Would you quote every entry exactly, dropping only the pictures?

Transcript entries for document pages:
==*==
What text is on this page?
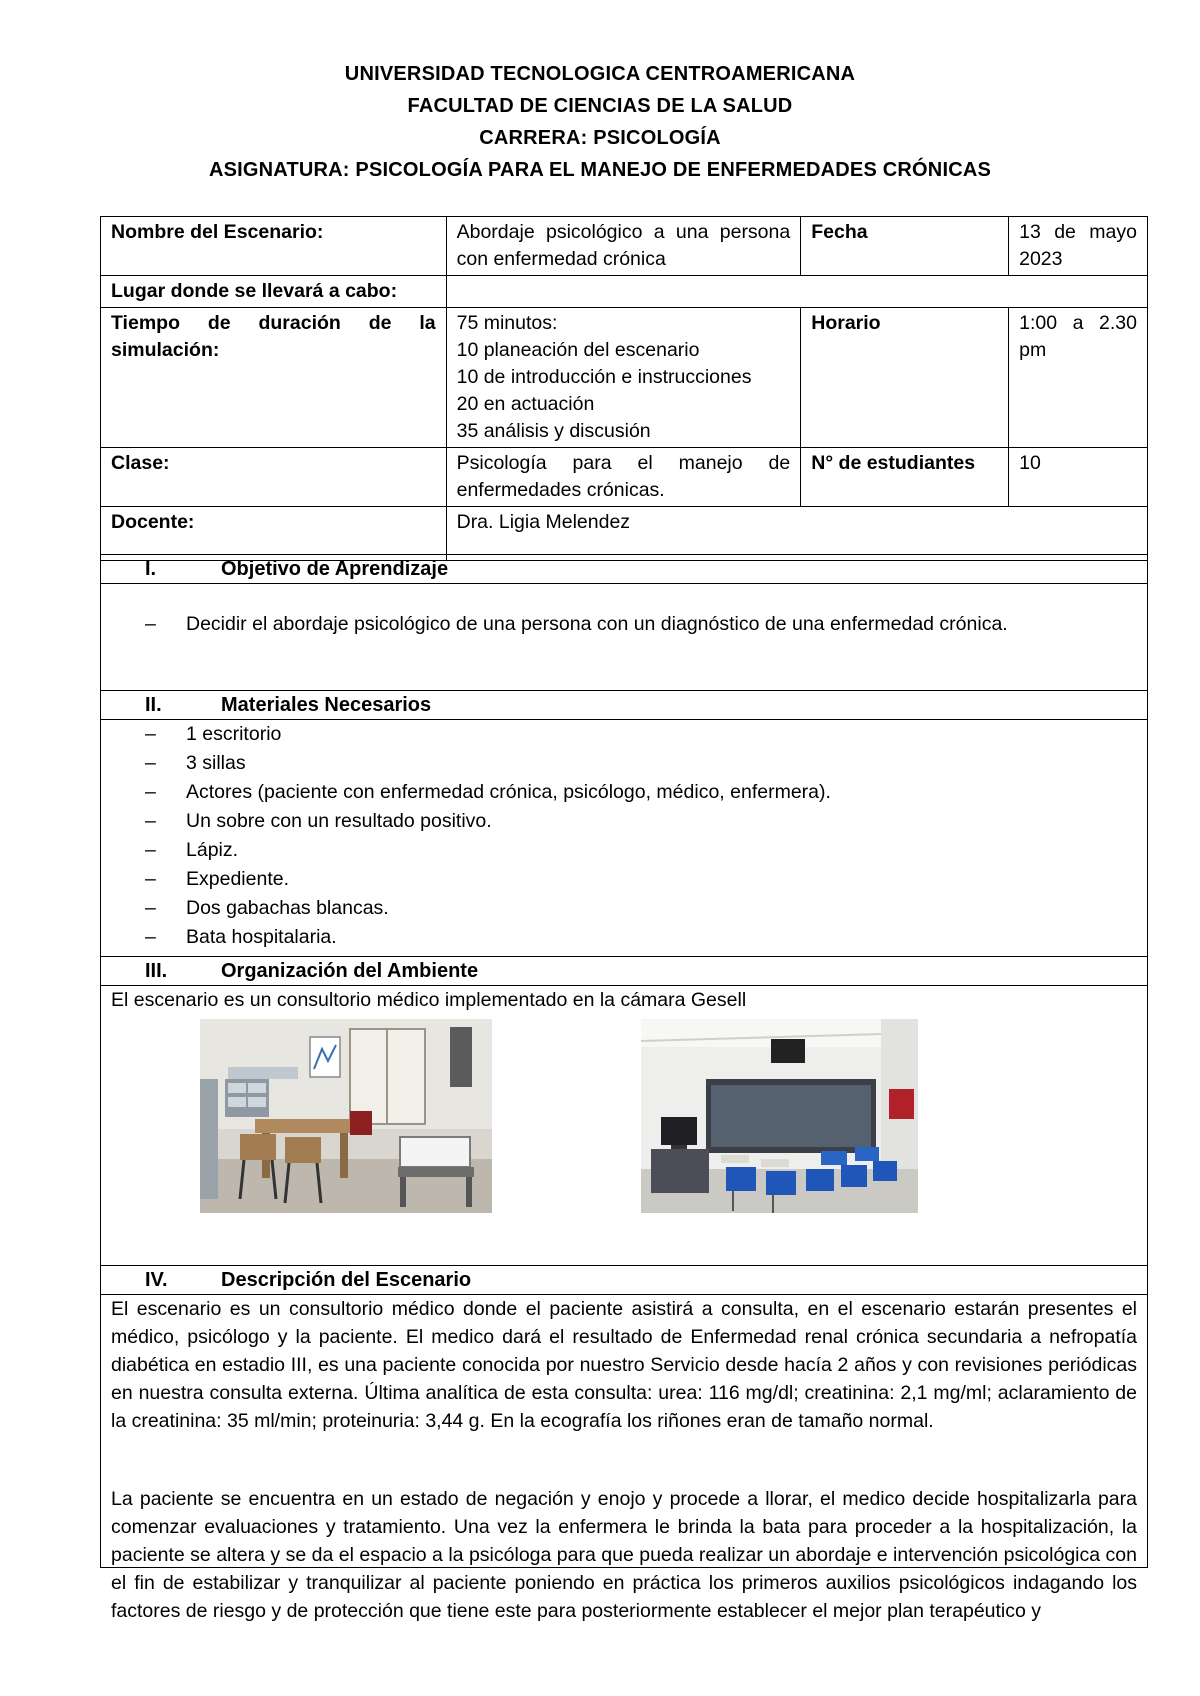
UNIVERSIDAD TECNOLOGICA CENTROAMERICANA
FACULTAD DE CIENCIAS DE LA SALUD
CARRERA: PSICOLOGÍA
ASIGNATURA: PSICOLOGÍA PARA EL MANEJO DE ENFERMEDADES CRÓNICAS
Nombre del Escenario:	Abordaje psicológico a una persona con enfermedad crónica	Fecha	13 de mayo 2023
Lugar donde se llevará a cabo:			
Tiempo de duración de la simulación:	75 minutos:
10 planeación del escenario
10 de introducción e instrucciones
20 en actuación
35 análisis y discusión	Horario	1:00 a 2.30 pm
Clase:	Psicología para el manejo de enfermedades crónicas.	N° de estudiantes	10
Docente:	Dra. Ligia Melendez		
I.	Objetivo de Aprendizaje
– Decidir el abordaje psicológico de una persona con un diagnóstico de una enfermedad crónica.
II.	Materiales Necesarios
– 1 escritorio
– 3 sillas
– Actores (paciente con enfermedad crónica, psicólogo, médico, enfermera).
– Un sobre con un resultado positivo.
– Lápiz.
– Expediente.
– Dos gabachas blancas.
– Bata hospitalaria.
III.	Organización del Ambiente
El escenario es un consultorio médico implementado en la cámara Gesell
IV.	Descripción del Escenario
El escenario es un consultorio médico donde el paciente asistirá a consulta, en el escenario estarán presentes el médico, psicólogo y la paciente. El medico dará el resultado de Enfermedad renal crónica secundaria a nefropatía diabética en estadio III, es una paciente conocida por nuestro Servicio desde hacía 2 años y con revisiones periódicas en nuestra consulta externa. Última analítica de esta consulta: urea: 116 mg/dl; creatinina: 2,1 mg/ml; aclaramiento de la creatinina: 35 ml/min; proteinuria: 3,44 g. En la ecografía los riñones eran de tamaño normal.
La paciente se encuentra en un estado de negación y enojo y procede a llorar, el medico decide hospitalizarla para comenzar evaluaciones y tratamiento. Una vez la enfermera le brinda la bata para proceder a la hospitalización, la paciente se altera y se da el espacio a la psicóloga para que pueda realizar un abordaje e intervención psicológica con el fin de estabilizar y tranquilizar al paciente poniendo en práctica los primeros auxilios psicológicos indagando los factores de riesgo y de protección que tiene este para posteriormente establecer el mejor plan terapéutico y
==*==
> SOLUTION TO THE PROBLEM:
What text is on this page?
UNIVERSIDAD TECNOLOGICA CENTROAMERICANA
FACULTAD DE CIENCIAS DE LA SALUD
CARRERA: PSICOLOGÍA
ASIGNATURA: PSICOLOGÍA PARA EL MANEJO DE ENFERMEDADES CRÓNICAS
Nombre del Escenario:	Abordaje psicológico a una persona con enfermedad crónica	Fecha	13 de mayo 2023
Lugar donde se llevará a cabo:			
Tiempo de duración de la simulación:	75 minutos:
10 planeación del escenario
10 de introducción e instrucciones
20 en actuación
35 análisis y discusión	Horario	1:00 a 2.30 pm
Clase:	Psicología para el manejo de enfermedades crónicas.	N° de estudiantes	10
Docente:	Dra. Ligia Melendez		
I.	Objetivo de Aprendizaje
– Decidir el abordaje psicológico de una persona con un diagnóstico de una enfermedad crónica.
II.	Materiales Necesarios
– 1 escritorio
– 3 sillas
– Actores (paciente con enfermedad crónica, psicólogo, médico, enfermera).
– Un sobre con un resultado positivo.
– Lápiz.
– Expediente.
– Dos gabachas blancas.
– Bata hospitalaria.
III.	Organización del Ambiente
El escenario es un consultorio médico implementado en la cámara Gesell
IV.	Descripción del Escenario
El escenario es un consultorio médico donde el paciente asistirá a consulta, en el escenario estarán presentes el médico, psicólogo y la paciente. El medico dará el resultado de Enfermedad renal crónica secundaria a nefropatía diabética en estadio III, es una paciente conocida por nuestro Servicio desde hacía 2 años y con revisiones periódicas en nuestra consulta externa. Última analítica de esta consulta: urea: 116 mg/dl; creatinina: 2,1 mg/ml; aclaramiento de la creatinina: 35 ml/min; proteinuria: 3,44 g. En la ecografía los riñones eran de tamaño normal.
La paciente se encuentra en un estado de negación y enojo y procede a llorar, el medico decide hospitalizarla para comenzar evaluaciones y tratamiento. Una vez la enfermera le brinda la bata para proceder a la hospitalización, la paciente se altera y se da el espacio a la psicóloga para que pueda realizar un abordaje e intervención psicológica con el fin de estabilizar y tranquilizar al paciente poniendo en práctica los primeros auxilios psicológicos indagando los factores de riesgo y de protección que tiene este para posteriormente establecer el mejor plan terapéutico y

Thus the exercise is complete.